Material provided
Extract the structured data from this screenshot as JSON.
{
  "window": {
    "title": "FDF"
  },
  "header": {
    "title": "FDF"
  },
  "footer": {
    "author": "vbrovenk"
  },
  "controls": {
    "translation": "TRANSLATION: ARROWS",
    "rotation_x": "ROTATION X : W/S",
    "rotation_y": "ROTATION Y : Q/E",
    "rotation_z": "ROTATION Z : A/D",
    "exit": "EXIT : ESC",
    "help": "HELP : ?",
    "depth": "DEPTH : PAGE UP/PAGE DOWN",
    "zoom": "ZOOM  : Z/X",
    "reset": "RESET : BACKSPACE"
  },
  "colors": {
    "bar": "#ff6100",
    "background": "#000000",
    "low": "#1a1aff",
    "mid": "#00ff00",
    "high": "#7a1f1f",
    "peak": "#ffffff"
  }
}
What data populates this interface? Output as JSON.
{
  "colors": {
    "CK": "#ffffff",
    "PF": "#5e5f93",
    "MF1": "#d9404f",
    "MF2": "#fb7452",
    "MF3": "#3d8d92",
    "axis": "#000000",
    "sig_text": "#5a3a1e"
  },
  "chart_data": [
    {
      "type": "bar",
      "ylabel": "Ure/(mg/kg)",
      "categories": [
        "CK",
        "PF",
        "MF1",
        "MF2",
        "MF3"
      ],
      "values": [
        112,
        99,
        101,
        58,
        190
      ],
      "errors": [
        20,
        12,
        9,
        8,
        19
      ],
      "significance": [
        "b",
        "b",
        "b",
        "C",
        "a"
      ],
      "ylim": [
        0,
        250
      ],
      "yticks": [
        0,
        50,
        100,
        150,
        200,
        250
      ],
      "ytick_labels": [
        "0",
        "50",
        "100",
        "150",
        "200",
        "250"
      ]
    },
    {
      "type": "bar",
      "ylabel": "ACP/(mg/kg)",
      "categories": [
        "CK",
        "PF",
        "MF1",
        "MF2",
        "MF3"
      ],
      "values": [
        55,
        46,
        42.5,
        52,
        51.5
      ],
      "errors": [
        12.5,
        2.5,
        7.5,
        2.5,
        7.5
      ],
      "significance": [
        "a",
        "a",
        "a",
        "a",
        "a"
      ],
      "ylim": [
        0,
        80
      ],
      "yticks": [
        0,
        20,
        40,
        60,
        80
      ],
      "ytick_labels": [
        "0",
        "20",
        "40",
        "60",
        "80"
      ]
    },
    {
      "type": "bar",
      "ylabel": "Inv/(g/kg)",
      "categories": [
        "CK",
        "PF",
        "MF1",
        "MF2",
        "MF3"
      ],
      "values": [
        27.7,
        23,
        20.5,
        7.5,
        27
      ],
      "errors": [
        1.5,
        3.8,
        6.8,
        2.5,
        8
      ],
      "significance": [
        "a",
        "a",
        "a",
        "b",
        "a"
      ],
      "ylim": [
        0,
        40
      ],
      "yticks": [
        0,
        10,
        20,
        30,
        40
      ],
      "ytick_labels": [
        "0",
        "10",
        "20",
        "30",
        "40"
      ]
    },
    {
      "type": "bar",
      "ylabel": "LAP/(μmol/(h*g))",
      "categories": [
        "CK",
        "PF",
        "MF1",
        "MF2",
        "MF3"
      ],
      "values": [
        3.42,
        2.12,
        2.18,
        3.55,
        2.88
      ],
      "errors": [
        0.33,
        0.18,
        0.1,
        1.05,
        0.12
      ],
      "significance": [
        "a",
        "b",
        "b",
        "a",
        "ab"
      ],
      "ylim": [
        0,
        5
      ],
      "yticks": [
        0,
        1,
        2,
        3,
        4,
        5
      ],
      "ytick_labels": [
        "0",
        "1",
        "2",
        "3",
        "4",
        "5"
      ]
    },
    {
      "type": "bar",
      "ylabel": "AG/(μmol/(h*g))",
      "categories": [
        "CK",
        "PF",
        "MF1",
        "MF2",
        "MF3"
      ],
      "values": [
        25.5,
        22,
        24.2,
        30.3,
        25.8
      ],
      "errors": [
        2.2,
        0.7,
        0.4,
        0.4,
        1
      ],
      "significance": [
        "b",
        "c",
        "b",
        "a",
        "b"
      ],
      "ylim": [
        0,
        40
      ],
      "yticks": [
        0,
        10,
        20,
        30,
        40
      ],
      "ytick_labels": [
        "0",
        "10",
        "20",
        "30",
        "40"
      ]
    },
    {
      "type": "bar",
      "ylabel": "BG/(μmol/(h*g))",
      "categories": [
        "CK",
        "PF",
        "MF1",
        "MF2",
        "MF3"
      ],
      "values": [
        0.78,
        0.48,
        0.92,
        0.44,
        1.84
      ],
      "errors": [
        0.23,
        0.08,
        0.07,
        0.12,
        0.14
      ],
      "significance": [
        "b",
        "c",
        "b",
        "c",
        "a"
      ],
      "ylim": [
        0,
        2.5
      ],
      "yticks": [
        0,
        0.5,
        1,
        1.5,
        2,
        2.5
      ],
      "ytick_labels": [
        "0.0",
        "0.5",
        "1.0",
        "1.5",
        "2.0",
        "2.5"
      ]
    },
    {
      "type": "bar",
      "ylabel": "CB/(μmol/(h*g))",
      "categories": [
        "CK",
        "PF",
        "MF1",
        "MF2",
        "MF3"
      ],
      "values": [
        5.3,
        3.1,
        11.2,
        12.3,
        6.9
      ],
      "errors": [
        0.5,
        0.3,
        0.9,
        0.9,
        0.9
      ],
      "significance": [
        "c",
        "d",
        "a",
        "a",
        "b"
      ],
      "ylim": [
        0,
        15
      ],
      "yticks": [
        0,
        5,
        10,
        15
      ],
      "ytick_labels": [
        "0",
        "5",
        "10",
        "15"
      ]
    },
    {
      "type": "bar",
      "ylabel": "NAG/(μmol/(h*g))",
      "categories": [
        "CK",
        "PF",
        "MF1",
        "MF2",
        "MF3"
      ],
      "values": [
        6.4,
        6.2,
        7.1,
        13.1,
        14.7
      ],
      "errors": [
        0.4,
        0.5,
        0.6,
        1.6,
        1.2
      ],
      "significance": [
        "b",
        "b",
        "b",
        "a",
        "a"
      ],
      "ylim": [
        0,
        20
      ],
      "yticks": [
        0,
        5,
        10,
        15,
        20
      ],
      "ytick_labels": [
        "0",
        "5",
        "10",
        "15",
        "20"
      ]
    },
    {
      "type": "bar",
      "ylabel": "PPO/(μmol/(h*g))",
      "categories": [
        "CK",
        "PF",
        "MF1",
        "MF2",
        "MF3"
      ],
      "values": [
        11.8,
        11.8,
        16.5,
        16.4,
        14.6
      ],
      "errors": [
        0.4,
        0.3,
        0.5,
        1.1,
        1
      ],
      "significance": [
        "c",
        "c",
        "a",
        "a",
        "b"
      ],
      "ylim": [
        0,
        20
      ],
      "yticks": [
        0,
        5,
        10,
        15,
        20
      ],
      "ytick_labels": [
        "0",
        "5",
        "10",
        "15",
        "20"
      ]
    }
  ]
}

Job
Write out the whole listing again. Match it word for word.

Exercise answer
Extract the structured data from this screenshot as JSON.
{
  "window": {
    "title": "FDF"
  },
  "header": {
    "title": "FDF"
  },
  "footer": {
    "author": "vbrovenk"
  },
  "controls": {
    "translation": "TRANSLATION: ARROWS",
    "rotation_x": "ROTATION X : W/S",
    "rotation_y": "ROTATION Y : Q/E",
    "rotation_z": "ROTATION Z : A/D",
    "exit": "EXIT : ESC",
    "help": "HELP : ?",
    "depth": "DEPTH : PAGE UP/PAGE DOWN",
    "zoom": "ZOOM  : Z/X",
    "reset": "RESET : BACKSPACE"
  },
  "colors": {
    "bar": "#ff6100",
    "background": "#000000",
    "low": "#1a1aff",
    "mid": "#00ff00",
    "high": "#7a1f1f",
    "peak": "#ffffff"
  }
}
What data populates this interface? Output as JSON.
{
  "colors": {
    "CK": "#ffffff",
    "PF": "#5e5f93",
    "MF1": "#d9404f",
    "MF2": "#fb7452",
    "MF3": "#3d8d92",
    "axis": "#000000",
    "sig_text": "#5a3a1e"
  },
  "chart_data": [
    {
      "type": "bar",
      "ylabel": "Ure/(mg/kg)",
      "categories": [
        "CK",
        "PF",
        "MF1",
        "MF2",
        "MF3"
      ],
      "values": [
        112,
        99,
        101,
        58,
        190
      ],
      "errors": [
        20,
        12,
        9,
        8,
        19
      ],
      "significance": [
        "b",
        "b",
        "b",
        "C",
        "a"
      ],
      "ylim": [
        0,
        250
      ],
      "yticks": [
        0,
        50,
        100,
        150,
        200,
        250
      ],
      "ytick_labels": [
        "0",
        "50",
        "100",
        "150",
        "200",
        "250"
      ]
    },
    {
      "type": "bar",
      "ylabel": "ACP/(mg/kg)",
      "categories": [
        "CK",
        "PF",
        "MF1",
        "MF2",
        "MF3"
      ],
      "values": [
        55,
        46,
        42.5,
        52,
        51.5
      ],
      "errors": [
        12.5,
        2.5,
        7.5,
        2.5,
        7.5
      ],
      "significance": [
        "a",
        "a",
        "a",
        "a",
        "a"
      ],
      "ylim": [
        0,
        80
      ],
      "yticks": [
        0,
        20,
        40,
        60,
        80
      ],
      "ytick_labels": [
        "0",
        "20",
        "40",
        "60",
        "80"
      ]
    },
    {
      "type": "bar",
      "ylabel": "Inv/(g/kg)",
      "categories": [
        "CK",
        "PF",
        "MF1",
        "MF2",
        "MF3"
      ],
      "values": [
        27.7,
        23,
        20.5,
        7.5,
        27
      ],
      "errors": [
        1.5,
        3.8,
        6.8,
        2.5,
        8
      ],
      "significance": [
        "a",
        "a",
        "a",
        "b",
        "a"
      ],
      "ylim": [
        0,
        40
      ],
      "yticks": [
        0,
        10,
        20,
        30,
        40
      ],
      "ytick_labels": [
        "0",
        "10",
        "20",
        "30",
        "40"
      ]
    },
    {
      "type": "bar",
      "ylabel": "LAP/(μmol/(h*g))",
      "categories": [
        "CK",
        "PF",
        "MF1",
        "MF2",
        "MF3"
      ],
      "values": [
        3.42,
        2.12,
        2.18,
        3.55,
        2.88
      ],
      "errors": [
        0.33,
        0.18,
        0.1,
        1.05,
        0.12
      ],
      "significance": [
        "a",
        "b",
        "b",
        "a",
        "ab"
      ],
      "ylim": [
        0,
        5
      ],
      "yticks": [
        0,
        1,
        2,
        3,
        4,
        5
      ],
      "ytick_labels": [
        "0",
        "1",
        "2",
        "3",
        "4",
        "5"
      ]
    },
    {
      "type": "bar",
      "ylabel": "AG/(μmol/(h*g))",
      "categories": [
        "CK",
        "PF",
        "MF1",
        "MF2",
        "MF3"
      ],
      "values": [
        25.5,
        22,
        24.2,
        30.3,
        25.8
      ],
      "errors": [
        2.2,
        0.7,
        0.4,
        0.4,
        1
      ],
      "significance": [
        "b",
        "c",
        "b",
        "a",
        "b"
      ],
      "ylim": [
        0,
        40
      ],
      "yticks": [
        0,
        10,
        20,
        30,
        40
      ],
      "ytick_labels": [
        "0",
        "10",
        "20",
        "30",
        "40"
      ]
    },
    {
      "type": "bar",
      "ylabel": "BG/(μmol/(h*g))",
      "categories": [
        "CK",
        "PF",
        "MF1",
        "MF2",
        "MF3"
      ],
      "values": [
        0.78,
        0.48,
        0.92,
        0.44,
        1.84
      ],
      "errors": [
        0.23,
        0.08,
        0.07,
        0.12,
        0.14
      ],
      "significance": [
        "b",
        "c",
        "b",
        "c",
        "a"
      ],
      "ylim": [
        0,
        2.5
      ],
      "yticks": [
        0,
        0.5,
        1,
        1.5,
        2,
        2.5
      ],
      "ytick_labels": [
        "0.0",
        "0.5",
        "1.0",
        "1.5",
        "2.0",
        "2.5"
      ]
    },
    {
      "type": "bar",
      "ylabel": "CB/(μmol/(h*g))",
      "categories": [
        "CK",
        "PF",
        "MF1",
        "MF2",
        "MF3"
      ],
      "values": [
        5.3,
        3.1,
        11.2,
        12.3,
        6.9
      ],
      "errors": [
        0.5,
        0.3,
        0.9,
        0.9,
        0.9
      ],
      "significance": [
        "c",
        "d",
        "a",
        "a",
        "b"
      ],
      "ylim": [
        0,
        15
      ],
      "yticks": [
        0,
        5,
        10,
        15
      ],
      "ytick_labels": [
        "0",
        "5",
        "10",
        "15"
      ]
    },
    {
      "type": "bar",
      "ylabel": "NAG/(μmol/(h*g))",
      "categories": [
        "CK",
        "PF",
        "MF1",
        "MF2",
        "MF3"
      ],
      "values": [
        6.4,
        6.2,
        7.1,
        13.1,
        14.7
      ],
      "errors": [
        0.4,
        0.5,
        0.6,
        1.6,
        1.2
      ],
      "significance": [
        "b",
        "b",
        "b",
        "a",
        "a"
      ],
      "ylim": [
        0,
        20
      ],
      "yticks": [
        0,
        5,
        10,
        15,
        20
      ],
      "ytick_labels": [
        "0",
        "5",
        "10",
        "15",
        "20"
      ]
    },
    {
      "type": "bar",
      "ylabel": "PPO/(μmol/(h*g))",
      "categories": [
        "CK",
        "PF",
        "MF1",
        "MF2",
        "MF3"
      ],
      "values": [
        11.8,
        11.8,
        16.5,
        16.4,
        14.6
      ],
      "errors": [
        0.4,
        0.3,
        0.5,
        1.1,
        1
      ],
      "significance": [
        "c",
        "c",
        "a",
        "a",
        "b"
      ],
      "ylim": [
        0,
        20
      ],
      "yticks": [
        0,
        5,
        10,
        15,
        20
      ],
      "ytick_labels": [
        "0",
        "5",
        "10",
        "15",
        "20"
      ]
    }
  ]
}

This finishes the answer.